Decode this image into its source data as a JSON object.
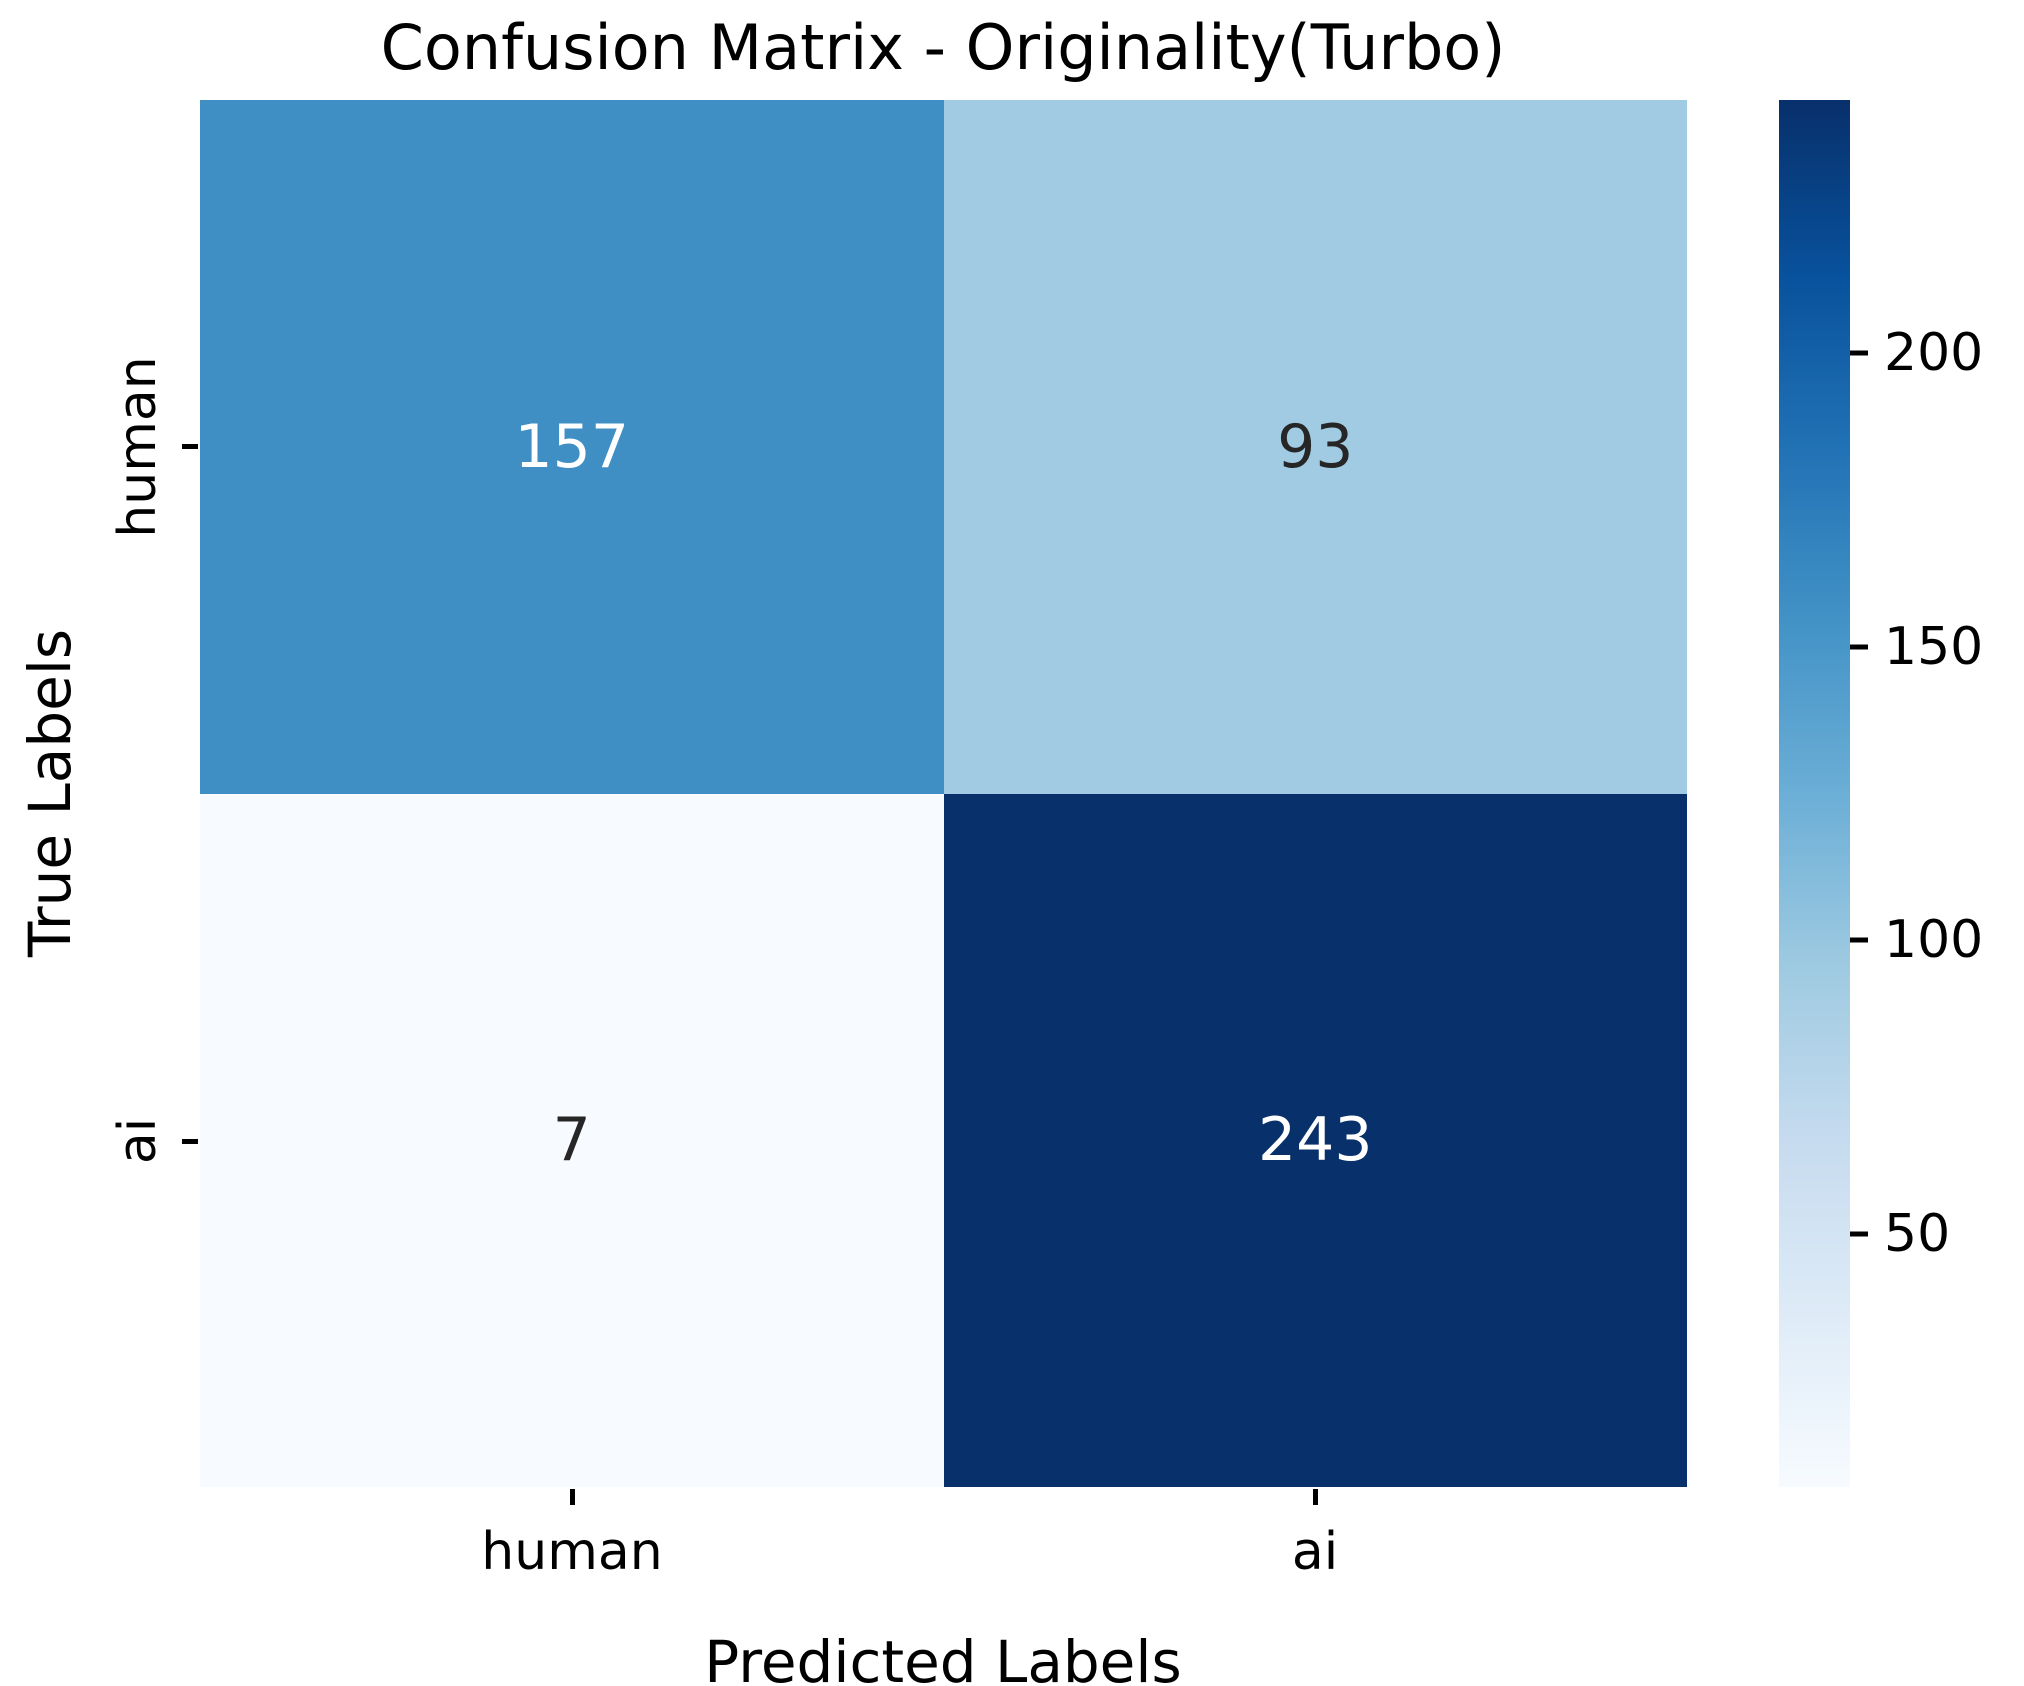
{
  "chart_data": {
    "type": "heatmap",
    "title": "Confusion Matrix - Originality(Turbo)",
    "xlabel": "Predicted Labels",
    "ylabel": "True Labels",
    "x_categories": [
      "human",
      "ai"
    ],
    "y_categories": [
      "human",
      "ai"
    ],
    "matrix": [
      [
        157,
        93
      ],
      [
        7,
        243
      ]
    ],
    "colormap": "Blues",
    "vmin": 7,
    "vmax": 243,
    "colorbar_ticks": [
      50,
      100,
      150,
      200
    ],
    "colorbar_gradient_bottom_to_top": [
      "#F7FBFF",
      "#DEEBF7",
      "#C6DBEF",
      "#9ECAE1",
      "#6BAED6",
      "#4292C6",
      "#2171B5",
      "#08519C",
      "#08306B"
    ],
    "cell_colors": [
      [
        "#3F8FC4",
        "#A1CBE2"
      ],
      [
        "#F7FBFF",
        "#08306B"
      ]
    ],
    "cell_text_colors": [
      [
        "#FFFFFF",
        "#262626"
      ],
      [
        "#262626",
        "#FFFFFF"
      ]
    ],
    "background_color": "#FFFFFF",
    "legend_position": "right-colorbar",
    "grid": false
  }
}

- Aim of the exercise -
Gather each line in the entries above where the string "Labels" is found.

- Solution to this exercise -
    "xlabel": "Predicted Labels",
    "ylabel": "True Labels",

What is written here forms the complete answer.